In the material below, count the lines with the word "xlabel" and state that number only.
***
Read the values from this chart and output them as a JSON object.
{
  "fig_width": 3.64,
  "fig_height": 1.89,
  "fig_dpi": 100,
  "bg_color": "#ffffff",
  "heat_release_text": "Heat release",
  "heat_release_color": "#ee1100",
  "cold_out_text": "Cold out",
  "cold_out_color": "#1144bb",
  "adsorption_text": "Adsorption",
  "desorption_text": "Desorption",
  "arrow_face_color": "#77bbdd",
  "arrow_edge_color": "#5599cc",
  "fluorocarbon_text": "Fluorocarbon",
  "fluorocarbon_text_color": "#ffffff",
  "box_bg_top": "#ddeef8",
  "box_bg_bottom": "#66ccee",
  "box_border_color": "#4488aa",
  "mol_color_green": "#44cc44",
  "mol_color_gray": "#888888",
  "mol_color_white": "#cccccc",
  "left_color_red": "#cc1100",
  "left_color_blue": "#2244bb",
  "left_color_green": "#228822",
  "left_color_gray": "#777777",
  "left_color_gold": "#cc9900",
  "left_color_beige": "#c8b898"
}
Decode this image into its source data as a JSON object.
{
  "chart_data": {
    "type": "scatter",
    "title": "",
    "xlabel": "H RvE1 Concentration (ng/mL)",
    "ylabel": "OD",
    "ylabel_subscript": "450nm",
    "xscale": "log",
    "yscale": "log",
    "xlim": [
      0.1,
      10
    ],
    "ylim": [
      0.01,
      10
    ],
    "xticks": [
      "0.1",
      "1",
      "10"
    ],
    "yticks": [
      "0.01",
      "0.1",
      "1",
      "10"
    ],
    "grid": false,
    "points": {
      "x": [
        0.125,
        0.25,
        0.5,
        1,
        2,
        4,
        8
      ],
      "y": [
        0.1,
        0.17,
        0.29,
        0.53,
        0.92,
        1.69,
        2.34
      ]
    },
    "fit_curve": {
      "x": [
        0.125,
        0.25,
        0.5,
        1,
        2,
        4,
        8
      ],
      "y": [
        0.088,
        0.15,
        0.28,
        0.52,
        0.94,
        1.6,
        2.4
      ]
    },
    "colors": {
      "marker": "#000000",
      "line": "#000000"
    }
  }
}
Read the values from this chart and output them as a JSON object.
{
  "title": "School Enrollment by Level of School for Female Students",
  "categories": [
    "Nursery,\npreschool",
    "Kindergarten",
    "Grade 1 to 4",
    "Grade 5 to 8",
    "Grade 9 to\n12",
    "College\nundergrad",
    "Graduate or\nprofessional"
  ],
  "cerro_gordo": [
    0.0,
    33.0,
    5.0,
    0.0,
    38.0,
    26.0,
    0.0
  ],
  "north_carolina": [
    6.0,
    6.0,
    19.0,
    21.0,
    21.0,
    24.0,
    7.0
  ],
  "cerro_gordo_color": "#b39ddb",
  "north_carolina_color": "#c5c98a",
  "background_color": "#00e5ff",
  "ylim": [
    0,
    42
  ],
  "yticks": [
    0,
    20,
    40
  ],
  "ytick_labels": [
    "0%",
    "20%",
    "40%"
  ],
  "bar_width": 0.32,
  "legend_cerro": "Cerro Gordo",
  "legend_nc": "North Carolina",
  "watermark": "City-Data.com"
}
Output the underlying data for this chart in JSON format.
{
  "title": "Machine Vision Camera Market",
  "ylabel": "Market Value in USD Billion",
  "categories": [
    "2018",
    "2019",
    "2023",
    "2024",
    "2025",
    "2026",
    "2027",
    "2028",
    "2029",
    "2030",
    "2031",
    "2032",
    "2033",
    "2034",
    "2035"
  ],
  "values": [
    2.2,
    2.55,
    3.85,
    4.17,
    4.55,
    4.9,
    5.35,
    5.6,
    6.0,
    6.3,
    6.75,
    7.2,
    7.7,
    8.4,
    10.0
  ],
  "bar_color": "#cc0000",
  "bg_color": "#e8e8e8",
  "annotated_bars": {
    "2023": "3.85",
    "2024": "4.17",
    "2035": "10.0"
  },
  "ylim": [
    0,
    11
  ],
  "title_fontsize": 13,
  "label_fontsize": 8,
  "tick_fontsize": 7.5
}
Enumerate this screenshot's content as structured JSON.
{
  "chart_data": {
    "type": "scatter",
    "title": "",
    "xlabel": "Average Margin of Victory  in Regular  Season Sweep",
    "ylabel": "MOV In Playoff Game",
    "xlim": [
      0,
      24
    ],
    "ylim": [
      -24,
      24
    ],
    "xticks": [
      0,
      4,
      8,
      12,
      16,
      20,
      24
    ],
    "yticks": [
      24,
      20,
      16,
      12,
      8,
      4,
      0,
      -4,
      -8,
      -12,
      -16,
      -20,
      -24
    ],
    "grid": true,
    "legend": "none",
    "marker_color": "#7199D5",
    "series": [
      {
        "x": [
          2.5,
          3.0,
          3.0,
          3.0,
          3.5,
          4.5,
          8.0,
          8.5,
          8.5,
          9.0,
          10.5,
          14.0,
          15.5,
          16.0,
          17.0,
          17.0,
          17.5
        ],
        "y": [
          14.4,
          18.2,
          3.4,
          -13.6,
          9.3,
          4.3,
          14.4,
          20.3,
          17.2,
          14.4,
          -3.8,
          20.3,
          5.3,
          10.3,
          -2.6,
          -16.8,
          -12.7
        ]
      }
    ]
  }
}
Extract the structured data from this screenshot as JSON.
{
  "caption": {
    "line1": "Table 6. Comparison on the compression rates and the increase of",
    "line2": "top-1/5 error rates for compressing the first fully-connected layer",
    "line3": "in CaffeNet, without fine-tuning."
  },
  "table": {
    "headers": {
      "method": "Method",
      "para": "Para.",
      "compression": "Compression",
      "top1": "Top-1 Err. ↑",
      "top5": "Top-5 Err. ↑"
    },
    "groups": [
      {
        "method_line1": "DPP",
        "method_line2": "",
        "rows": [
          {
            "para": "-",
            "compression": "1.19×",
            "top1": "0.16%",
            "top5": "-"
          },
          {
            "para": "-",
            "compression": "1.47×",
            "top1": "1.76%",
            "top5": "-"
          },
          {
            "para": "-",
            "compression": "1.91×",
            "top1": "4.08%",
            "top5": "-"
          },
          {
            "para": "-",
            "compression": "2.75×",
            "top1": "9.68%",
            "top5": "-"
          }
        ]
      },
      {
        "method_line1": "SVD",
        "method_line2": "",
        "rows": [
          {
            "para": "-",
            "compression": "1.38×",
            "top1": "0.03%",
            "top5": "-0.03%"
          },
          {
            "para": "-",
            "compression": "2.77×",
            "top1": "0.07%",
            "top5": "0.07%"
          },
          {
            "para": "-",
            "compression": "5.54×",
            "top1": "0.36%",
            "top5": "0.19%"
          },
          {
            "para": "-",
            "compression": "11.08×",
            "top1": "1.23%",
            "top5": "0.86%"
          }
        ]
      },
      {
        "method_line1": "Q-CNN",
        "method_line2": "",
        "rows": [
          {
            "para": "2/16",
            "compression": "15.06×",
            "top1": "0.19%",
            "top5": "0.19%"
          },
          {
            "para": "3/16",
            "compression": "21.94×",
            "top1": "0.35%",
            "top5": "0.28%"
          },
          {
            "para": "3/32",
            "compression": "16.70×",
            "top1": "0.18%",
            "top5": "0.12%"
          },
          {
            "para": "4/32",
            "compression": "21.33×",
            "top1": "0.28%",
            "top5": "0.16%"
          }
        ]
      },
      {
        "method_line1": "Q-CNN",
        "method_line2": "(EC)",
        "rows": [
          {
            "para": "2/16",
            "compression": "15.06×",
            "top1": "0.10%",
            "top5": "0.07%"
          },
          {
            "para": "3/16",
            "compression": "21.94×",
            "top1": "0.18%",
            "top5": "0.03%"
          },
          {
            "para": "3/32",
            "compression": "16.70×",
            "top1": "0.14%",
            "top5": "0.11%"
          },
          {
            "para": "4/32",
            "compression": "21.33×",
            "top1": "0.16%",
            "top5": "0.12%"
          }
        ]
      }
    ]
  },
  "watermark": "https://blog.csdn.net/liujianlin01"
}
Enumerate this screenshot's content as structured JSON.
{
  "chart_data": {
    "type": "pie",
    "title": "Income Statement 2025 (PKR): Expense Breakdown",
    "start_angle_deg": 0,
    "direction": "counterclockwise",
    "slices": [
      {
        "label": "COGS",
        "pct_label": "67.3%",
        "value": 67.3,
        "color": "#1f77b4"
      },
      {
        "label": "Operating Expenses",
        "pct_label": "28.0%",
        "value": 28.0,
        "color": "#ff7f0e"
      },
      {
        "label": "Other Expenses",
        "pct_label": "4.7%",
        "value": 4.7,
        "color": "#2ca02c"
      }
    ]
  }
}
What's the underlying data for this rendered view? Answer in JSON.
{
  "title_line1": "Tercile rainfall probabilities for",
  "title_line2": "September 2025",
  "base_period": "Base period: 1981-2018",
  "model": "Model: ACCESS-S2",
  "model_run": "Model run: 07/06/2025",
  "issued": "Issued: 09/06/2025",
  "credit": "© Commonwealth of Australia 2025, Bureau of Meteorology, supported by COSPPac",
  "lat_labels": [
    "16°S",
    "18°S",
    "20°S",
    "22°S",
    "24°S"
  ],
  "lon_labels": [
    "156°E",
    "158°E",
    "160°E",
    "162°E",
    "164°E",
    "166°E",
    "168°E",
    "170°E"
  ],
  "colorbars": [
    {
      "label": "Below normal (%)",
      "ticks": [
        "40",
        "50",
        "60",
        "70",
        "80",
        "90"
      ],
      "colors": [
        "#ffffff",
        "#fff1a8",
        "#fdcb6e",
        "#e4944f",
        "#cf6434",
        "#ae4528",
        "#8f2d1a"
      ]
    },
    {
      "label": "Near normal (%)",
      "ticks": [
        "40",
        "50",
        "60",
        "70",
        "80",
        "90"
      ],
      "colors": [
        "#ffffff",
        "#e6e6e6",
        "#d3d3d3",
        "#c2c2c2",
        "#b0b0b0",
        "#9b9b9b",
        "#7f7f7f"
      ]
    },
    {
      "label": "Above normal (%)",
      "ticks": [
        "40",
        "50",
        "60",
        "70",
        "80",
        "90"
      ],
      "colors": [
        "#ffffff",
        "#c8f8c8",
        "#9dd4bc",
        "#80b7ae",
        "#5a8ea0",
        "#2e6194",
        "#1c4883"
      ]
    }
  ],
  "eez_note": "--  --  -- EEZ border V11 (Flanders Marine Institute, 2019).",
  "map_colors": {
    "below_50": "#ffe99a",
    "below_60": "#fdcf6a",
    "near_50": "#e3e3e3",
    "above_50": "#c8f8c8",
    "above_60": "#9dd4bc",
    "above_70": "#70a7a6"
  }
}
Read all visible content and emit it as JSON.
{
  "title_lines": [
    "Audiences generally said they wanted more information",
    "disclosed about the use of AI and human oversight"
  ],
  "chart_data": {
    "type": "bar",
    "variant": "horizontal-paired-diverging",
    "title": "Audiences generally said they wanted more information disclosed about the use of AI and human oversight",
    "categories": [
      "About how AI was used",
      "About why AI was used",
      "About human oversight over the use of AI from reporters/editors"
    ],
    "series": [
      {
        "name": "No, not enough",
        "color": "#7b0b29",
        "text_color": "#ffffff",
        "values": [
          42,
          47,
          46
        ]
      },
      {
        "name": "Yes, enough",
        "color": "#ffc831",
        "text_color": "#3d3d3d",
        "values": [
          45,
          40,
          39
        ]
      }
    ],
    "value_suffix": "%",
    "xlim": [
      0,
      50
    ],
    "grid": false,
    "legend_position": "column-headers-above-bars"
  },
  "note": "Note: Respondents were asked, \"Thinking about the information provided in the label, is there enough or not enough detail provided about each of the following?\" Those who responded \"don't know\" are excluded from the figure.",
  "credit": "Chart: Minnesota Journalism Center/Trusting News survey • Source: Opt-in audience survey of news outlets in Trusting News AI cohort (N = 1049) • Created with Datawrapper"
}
***
**Response to this exercise**
2